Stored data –
◇ ◇ ◇ ◇ ◇

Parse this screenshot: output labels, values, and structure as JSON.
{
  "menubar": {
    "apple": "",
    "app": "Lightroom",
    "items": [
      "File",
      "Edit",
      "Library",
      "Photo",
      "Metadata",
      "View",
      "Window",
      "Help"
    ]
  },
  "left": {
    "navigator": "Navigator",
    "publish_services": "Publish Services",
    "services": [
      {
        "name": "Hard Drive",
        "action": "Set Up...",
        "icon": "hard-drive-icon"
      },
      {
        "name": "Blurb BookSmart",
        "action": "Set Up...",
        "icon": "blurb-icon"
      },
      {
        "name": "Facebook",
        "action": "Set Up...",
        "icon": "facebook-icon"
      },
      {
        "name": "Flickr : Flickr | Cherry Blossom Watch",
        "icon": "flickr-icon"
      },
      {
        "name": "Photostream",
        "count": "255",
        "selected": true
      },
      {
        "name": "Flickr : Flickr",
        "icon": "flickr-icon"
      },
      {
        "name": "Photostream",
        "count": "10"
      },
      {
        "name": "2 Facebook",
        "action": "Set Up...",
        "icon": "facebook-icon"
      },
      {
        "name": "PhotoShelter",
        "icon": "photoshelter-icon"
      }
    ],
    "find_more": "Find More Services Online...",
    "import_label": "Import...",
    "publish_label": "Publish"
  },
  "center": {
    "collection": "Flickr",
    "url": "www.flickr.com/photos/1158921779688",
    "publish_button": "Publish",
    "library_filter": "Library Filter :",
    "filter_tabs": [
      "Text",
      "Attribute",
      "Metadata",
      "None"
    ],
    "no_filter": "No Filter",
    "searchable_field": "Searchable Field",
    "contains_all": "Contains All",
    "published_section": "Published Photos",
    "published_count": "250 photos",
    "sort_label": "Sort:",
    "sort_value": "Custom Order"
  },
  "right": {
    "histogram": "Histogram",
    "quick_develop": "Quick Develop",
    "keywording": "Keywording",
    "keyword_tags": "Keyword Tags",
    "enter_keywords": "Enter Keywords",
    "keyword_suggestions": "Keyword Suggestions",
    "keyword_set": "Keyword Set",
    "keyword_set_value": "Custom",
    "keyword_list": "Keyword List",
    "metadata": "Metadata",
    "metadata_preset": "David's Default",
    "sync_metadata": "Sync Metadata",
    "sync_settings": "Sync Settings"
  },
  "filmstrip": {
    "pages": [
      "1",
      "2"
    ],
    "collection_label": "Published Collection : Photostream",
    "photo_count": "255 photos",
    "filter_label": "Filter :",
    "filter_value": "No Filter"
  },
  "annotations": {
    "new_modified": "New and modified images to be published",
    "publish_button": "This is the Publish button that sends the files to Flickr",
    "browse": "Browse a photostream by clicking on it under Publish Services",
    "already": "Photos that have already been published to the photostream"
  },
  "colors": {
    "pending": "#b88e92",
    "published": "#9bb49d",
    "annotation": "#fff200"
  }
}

◇ ◇ ◇ ◇ ◇

Directive – Find "Library". Copy every line it occurs in.

Response to this task –
      "Library",
    "library_filter": "Library Filter :",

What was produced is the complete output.